Your answer should be a single number: the count of lines that include "hcmusterstadt".

*Given data*:
----------------
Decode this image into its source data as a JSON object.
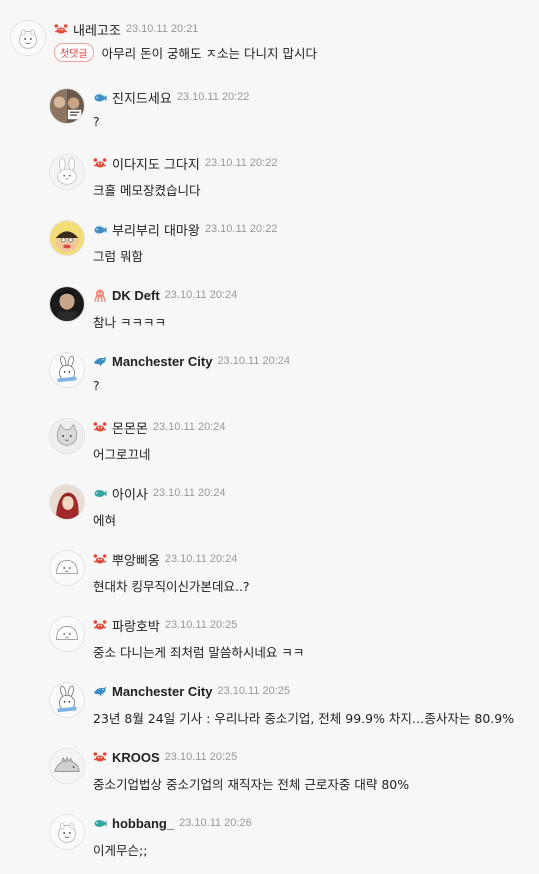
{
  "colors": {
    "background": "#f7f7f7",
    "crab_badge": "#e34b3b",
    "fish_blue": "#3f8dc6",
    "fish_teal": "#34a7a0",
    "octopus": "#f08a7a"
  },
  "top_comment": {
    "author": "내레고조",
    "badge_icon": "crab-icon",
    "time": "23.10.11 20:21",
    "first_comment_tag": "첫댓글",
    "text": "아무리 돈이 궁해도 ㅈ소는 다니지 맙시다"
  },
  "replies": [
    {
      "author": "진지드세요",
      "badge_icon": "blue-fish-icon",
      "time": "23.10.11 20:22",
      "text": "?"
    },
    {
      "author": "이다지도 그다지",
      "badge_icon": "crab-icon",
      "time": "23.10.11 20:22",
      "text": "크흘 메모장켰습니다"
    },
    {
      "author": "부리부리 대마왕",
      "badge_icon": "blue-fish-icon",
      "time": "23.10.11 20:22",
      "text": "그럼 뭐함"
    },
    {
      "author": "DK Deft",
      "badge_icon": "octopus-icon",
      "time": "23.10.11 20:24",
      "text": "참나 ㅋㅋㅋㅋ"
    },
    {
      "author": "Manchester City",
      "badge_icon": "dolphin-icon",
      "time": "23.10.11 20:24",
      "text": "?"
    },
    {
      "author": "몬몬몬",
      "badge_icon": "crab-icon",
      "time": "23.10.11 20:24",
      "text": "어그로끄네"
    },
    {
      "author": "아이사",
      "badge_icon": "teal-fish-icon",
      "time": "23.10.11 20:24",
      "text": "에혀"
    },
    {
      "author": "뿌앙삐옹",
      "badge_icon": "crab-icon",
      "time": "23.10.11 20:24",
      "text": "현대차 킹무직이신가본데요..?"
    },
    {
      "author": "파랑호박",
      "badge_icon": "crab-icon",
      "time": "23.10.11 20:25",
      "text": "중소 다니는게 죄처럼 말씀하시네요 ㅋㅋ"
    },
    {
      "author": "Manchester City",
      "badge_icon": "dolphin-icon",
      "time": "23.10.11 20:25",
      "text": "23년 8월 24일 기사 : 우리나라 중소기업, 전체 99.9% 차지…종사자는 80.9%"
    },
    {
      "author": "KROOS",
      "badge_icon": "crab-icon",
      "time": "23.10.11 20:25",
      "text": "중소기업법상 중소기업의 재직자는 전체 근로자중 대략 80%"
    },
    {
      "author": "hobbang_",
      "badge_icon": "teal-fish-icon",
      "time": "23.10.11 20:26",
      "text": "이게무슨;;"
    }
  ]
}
----------------
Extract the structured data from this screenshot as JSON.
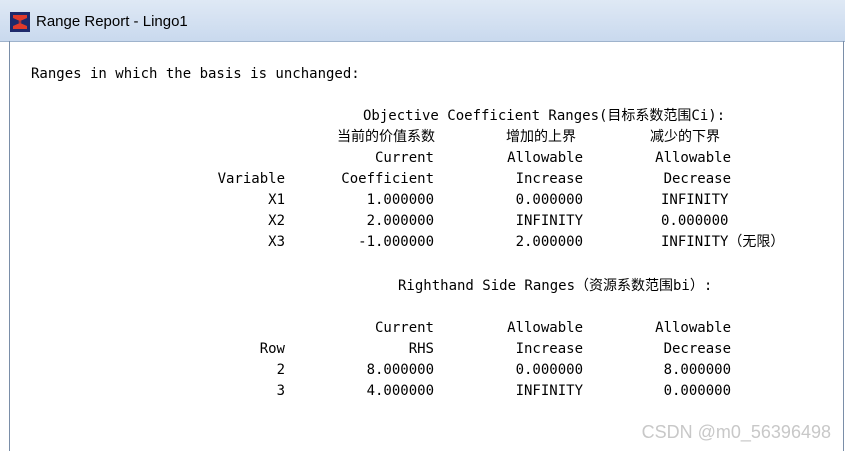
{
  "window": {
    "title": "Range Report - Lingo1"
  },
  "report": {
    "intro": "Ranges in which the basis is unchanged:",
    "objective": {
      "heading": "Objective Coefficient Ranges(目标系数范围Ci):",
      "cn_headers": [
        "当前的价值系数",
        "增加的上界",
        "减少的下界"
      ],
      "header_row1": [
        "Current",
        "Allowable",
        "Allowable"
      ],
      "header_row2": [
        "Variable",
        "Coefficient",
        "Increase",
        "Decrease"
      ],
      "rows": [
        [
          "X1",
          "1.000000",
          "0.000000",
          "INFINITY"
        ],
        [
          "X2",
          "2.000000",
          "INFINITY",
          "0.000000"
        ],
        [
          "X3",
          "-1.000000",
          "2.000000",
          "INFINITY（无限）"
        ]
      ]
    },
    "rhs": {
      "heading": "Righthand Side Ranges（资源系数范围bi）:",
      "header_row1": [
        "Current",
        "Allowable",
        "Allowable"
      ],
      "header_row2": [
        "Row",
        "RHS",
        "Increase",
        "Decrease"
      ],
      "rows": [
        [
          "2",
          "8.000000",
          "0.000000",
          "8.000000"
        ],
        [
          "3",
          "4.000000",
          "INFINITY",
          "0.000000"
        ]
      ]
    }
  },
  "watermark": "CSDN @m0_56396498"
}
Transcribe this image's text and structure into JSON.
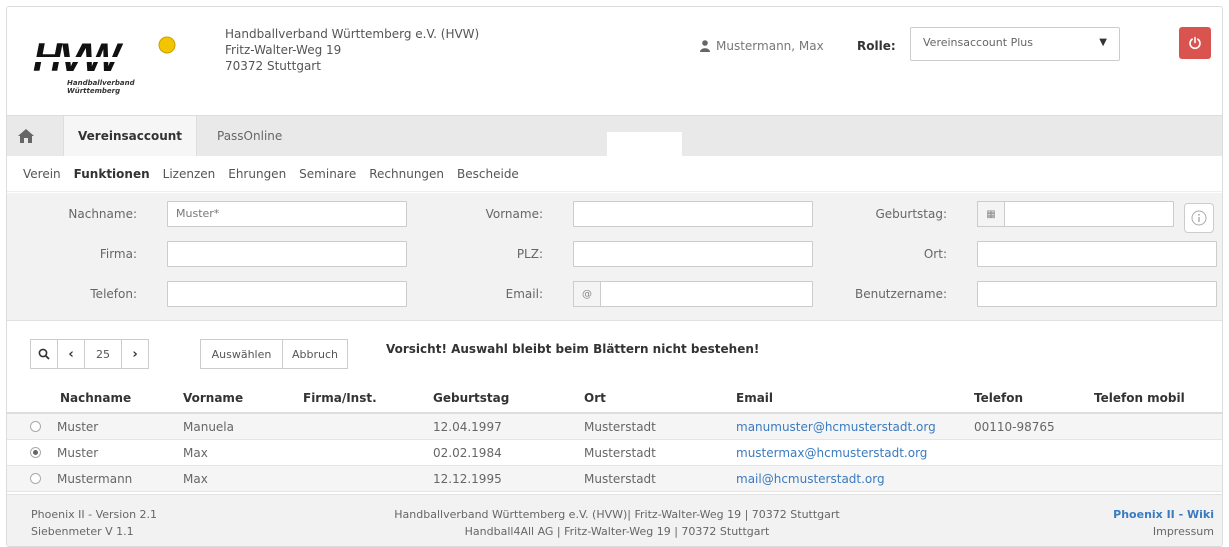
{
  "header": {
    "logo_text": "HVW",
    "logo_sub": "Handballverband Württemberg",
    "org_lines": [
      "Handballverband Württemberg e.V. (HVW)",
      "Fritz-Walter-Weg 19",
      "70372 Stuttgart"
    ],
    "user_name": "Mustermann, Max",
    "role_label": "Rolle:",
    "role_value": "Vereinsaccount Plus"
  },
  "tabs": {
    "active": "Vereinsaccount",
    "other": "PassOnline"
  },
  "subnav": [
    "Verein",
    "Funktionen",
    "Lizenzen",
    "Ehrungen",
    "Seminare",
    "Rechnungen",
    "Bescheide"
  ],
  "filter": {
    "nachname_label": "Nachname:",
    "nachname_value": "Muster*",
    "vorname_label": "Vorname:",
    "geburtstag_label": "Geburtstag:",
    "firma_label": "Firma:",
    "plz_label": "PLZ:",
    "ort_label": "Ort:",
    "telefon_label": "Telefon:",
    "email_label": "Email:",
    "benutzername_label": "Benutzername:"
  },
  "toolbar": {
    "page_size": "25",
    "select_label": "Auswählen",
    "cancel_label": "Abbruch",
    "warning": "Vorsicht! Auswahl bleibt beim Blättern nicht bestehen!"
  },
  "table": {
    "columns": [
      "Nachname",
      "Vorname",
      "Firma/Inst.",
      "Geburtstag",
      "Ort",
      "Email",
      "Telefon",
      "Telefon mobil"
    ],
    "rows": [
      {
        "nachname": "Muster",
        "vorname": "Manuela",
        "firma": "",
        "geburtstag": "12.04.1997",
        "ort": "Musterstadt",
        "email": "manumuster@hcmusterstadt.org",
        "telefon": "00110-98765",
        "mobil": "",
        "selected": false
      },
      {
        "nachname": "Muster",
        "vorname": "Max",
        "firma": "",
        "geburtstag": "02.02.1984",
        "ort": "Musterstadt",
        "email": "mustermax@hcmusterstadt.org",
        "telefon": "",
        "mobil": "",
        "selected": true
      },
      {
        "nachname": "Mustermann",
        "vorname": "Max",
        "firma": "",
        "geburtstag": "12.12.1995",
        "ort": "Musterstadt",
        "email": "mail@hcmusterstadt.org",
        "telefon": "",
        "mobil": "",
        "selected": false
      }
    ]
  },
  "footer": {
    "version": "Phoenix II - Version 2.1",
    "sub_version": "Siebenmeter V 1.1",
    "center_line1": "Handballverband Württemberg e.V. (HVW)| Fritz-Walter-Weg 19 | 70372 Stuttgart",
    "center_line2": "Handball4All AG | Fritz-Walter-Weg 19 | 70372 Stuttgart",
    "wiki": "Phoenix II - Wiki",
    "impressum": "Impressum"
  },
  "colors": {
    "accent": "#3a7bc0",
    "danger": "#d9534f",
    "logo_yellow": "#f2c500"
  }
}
----------------
*Solution for this task*:
3